◆ **Aim of the exercise**
Tally the lines that contain the string "nMASTER" and give the number by itself.

Records from a collection of figures:
-=-=-

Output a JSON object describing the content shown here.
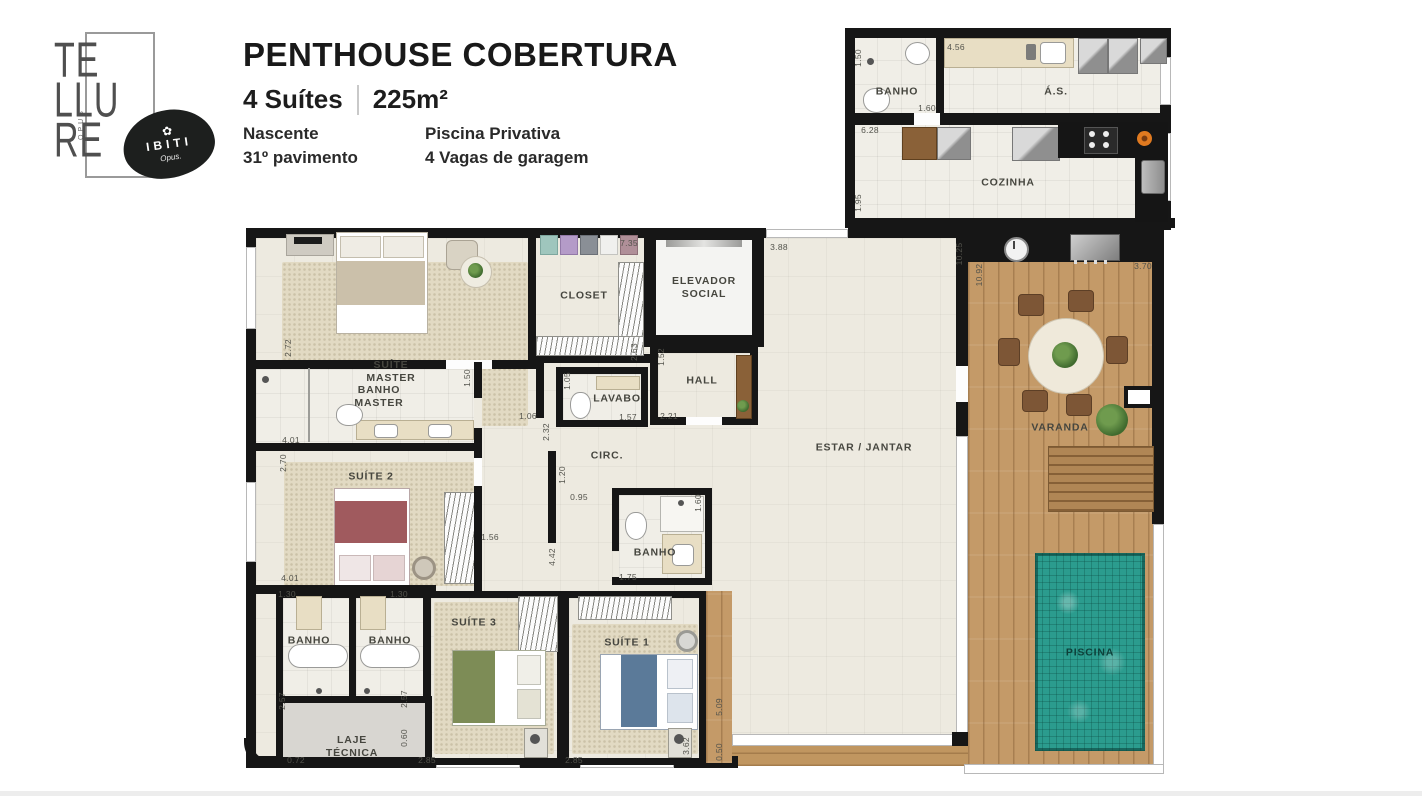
{
  "header": {
    "logo": {
      "brand_lines": [
        "TE",
        "LLU",
        "RE"
      ],
      "brand_vertical": "OPUS",
      "badge_flower": "✿",
      "badge_title": "IBITI",
      "badge_subtitle": "Opus."
    },
    "title": "PENTHOUSE COBERTURA",
    "suites": "4 Suítes",
    "area": "225m²",
    "features": [
      {
        "label": "Nascente"
      },
      {
        "label": "31º pavimento"
      },
      {
        "label": "Piscina Privativa"
      },
      {
        "label": "4 Vagas de garagem"
      }
    ]
  },
  "plan": {
    "colors": {
      "wall": "#161616",
      "wood_deck": "#c49a68",
      "pool_water": "#2b9c8e",
      "floor": "#edeae0"
    },
    "rooms": [
      {
        "id": "banho-servico",
        "label": "BANHO",
        "x": 897,
        "y": 92
      },
      {
        "id": "area-servico",
        "label": "Á.S.",
        "x": 1056,
        "y": 92
      },
      {
        "id": "cozinha",
        "label": "COZINHA",
        "x": 1008,
        "y": 183
      },
      {
        "id": "suite-master",
        "label": "SUÍTE\nMASTER",
        "x": 391,
        "y": 372
      },
      {
        "id": "closet",
        "label": "CLOSET",
        "x": 584,
        "y": 296
      },
      {
        "id": "elevador-social",
        "label": "ELEVADOR\nSOCIAL",
        "x": 704,
        "y": 288
      },
      {
        "id": "hall",
        "label": "HALL",
        "x": 702,
        "y": 381
      },
      {
        "id": "lavabo",
        "label": "LAVABO",
        "x": 617,
        "y": 399
      },
      {
        "id": "banho-master",
        "label": "BANHO\nMASTER",
        "x": 379,
        "y": 397
      },
      {
        "id": "circulacao",
        "label": "CIRC.",
        "x": 607,
        "y": 456
      },
      {
        "id": "estar-jantar",
        "label": "ESTAR / JANTAR",
        "x": 864,
        "y": 448
      },
      {
        "id": "varanda",
        "label": "VARANDA",
        "x": 1060,
        "y": 428
      },
      {
        "id": "suite-2",
        "label": "SUÍTE 2",
        "x": 371,
        "y": 477
      },
      {
        "id": "banho-suites",
        "label": "BANHO",
        "x": 655,
        "y": 553
      },
      {
        "id": "suite-3",
        "label": "SUÍTE 3",
        "x": 474,
        "y": 623
      },
      {
        "id": "suite-1",
        "label": "SUÍTE 1",
        "x": 627,
        "y": 643
      },
      {
        "id": "banho-esquerdo",
        "label": "BANHO",
        "x": 309,
        "y": 641
      },
      {
        "id": "banho-direito",
        "label": "BANHO",
        "x": 390,
        "y": 641
      },
      {
        "id": "laje-tecnica",
        "label": "LAJE\nTÉCNICA",
        "x": 352,
        "y": 747
      },
      {
        "id": "piscina",
        "label": "PISCINA",
        "x": 1090,
        "y": 653
      }
    ],
    "dimensions": [
      {
        "v": "1.50",
        "x": 858,
        "y": 58,
        "vert": true
      },
      {
        "v": "4.56",
        "x": 956,
        "y": 47,
        "vert": false
      },
      {
        "v": "1.60",
        "x": 927,
        "y": 108,
        "vert": false
      },
      {
        "v": "6.28",
        "x": 870,
        "y": 130,
        "vert": false
      },
      {
        "v": "1.95",
        "x": 858,
        "y": 203,
        "vert": true
      },
      {
        "v": "7.35",
        "x": 629,
        "y": 243,
        "vert": false
      },
      {
        "v": "3.88",
        "x": 779,
        "y": 247,
        "vert": false
      },
      {
        "v": "10.25",
        "x": 959,
        "y": 254,
        "vert": true
      },
      {
        "v": "10.92",
        "x": 979,
        "y": 275,
        "vert": true
      },
      {
        "v": "3.70",
        "x": 1143,
        "y": 266,
        "vert": false
      },
      {
        "v": "2.72",
        "x": 288,
        "y": 348,
        "vert": true
      },
      {
        "v": "2.63",
        "x": 634,
        "y": 352,
        "vert": true
      },
      {
        "v": "1.52",
        "x": 661,
        "y": 357,
        "vert": true
      },
      {
        "v": "1.05",
        "x": 567,
        "y": 381,
        "vert": true
      },
      {
        "v": "1.50",
        "x": 467,
        "y": 378,
        "vert": true
      },
      {
        "v": "1.06",
        "x": 528,
        "y": 416,
        "vert": false
      },
      {
        "v": "1.57",
        "x": 628,
        "y": 417,
        "vert": false
      },
      {
        "v": "2.21",
        "x": 669,
        "y": 416,
        "vert": false
      },
      {
        "v": "4.01",
        "x": 291,
        "y": 440,
        "vert": false
      },
      {
        "v": "2.32",
        "x": 546,
        "y": 432,
        "vert": true
      },
      {
        "v": "2.70",
        "x": 283,
        "y": 463,
        "vert": true
      },
      {
        "v": "1.20",
        "x": 562,
        "y": 475,
        "vert": true
      },
      {
        "v": "0.95",
        "x": 579,
        "y": 497,
        "vert": false
      },
      {
        "v": "1.56",
        "x": 490,
        "y": 537,
        "vert": false
      },
      {
        "v": "4.42",
        "x": 552,
        "y": 557,
        "vert": true
      },
      {
        "v": "1.60",
        "x": 698,
        "y": 503,
        "vert": true
      },
      {
        "v": "4.01",
        "x": 290,
        "y": 578,
        "vert": false
      },
      {
        "v": "1.30",
        "x": 287,
        "y": 594,
        "vert": false
      },
      {
        "v": "1.30",
        "x": 399,
        "y": 594,
        "vert": false
      },
      {
        "v": "1.75",
        "x": 628,
        "y": 577,
        "vert": false
      },
      {
        "v": "2.57",
        "x": 282,
        "y": 701,
        "vert": true
      },
      {
        "v": "2.57",
        "x": 404,
        "y": 699,
        "vert": true
      },
      {
        "v": "0.60",
        "x": 404,
        "y": 738,
        "vert": true
      },
      {
        "v": "0.72",
        "x": 296,
        "y": 760,
        "vert": false
      },
      {
        "v": "2.85",
        "x": 427,
        "y": 760,
        "vert": false
      },
      {
        "v": "2.85",
        "x": 574,
        "y": 760,
        "vert": false
      },
      {
        "v": "3.62",
        "x": 686,
        "y": 746,
        "vert": true
      },
      {
        "v": "5.09",
        "x": 719,
        "y": 707,
        "vert": true
      },
      {
        "v": "0.50",
        "x": 719,
        "y": 752,
        "vert": true
      }
    ]
  }
}
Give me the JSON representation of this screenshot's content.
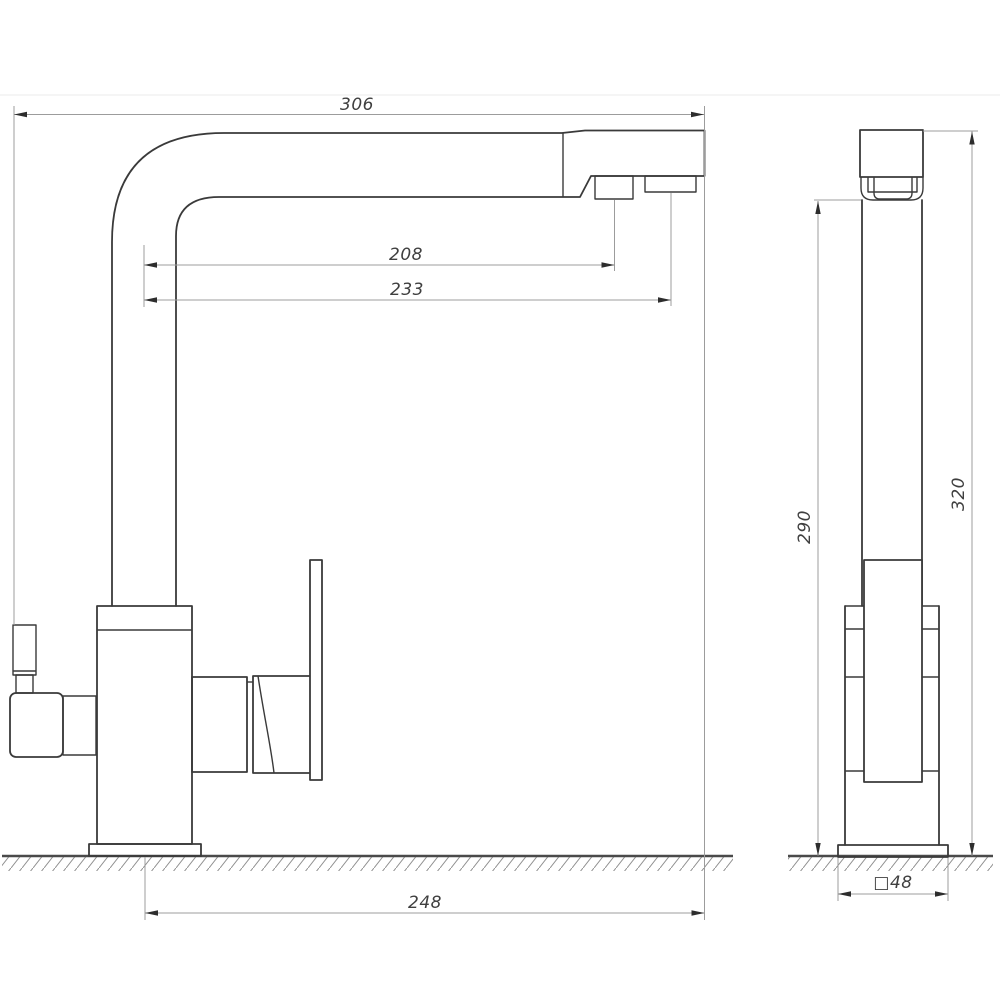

-=-=-

◆ **Task solution**
2